*TO DO:* Set out every line bearing the string "cette".

— Begin RECORDS SUPPLIED —

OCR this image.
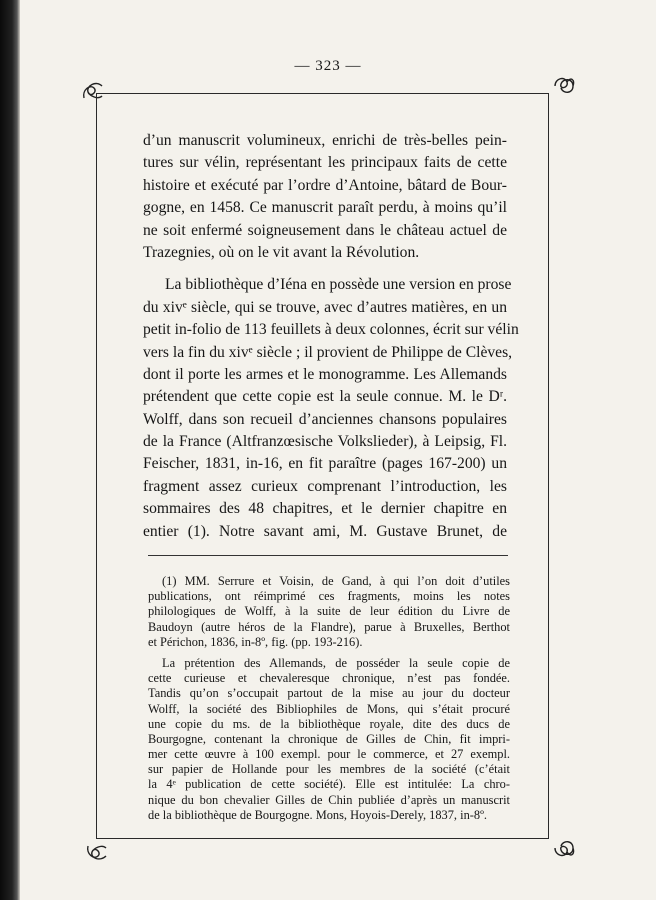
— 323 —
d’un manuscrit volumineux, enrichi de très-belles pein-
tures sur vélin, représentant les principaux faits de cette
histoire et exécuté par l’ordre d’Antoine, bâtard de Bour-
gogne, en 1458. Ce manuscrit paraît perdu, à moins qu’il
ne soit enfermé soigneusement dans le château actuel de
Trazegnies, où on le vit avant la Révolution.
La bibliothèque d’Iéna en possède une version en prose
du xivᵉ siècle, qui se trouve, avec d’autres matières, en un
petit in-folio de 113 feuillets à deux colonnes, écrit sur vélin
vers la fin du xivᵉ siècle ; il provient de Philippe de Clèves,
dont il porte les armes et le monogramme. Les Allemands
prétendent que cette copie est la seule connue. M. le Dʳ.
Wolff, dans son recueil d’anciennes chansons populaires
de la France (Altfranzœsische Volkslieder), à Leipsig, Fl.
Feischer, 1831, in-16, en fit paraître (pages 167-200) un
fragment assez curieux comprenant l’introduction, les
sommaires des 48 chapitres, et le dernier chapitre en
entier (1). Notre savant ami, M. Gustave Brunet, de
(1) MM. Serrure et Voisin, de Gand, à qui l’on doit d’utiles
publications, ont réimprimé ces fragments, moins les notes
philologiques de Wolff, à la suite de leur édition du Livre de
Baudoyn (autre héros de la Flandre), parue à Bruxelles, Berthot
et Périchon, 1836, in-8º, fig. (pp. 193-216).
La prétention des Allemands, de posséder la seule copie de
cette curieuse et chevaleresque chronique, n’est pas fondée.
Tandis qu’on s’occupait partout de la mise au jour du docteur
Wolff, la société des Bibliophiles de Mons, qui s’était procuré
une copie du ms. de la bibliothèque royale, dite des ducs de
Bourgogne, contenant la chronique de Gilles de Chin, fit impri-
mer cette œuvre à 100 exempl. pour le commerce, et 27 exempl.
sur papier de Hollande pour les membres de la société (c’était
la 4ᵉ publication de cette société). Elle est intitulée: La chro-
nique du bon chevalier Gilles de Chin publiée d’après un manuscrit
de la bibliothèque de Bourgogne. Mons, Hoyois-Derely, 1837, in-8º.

— End RECORDS SUPPLIED —

*RESPONSE:*
tures sur vélin, représentant les principaux faits de cette
prétendent que cette copie est la seule connue. M. le Dʳ.
cette curieuse et chevaleresque chronique, n’est pas fondée.
mer cette œuvre à 100 exempl. pour le commerce, et 27 exempl.
la 4ᵉ publication de cette société). Elle est intitulée: La chro-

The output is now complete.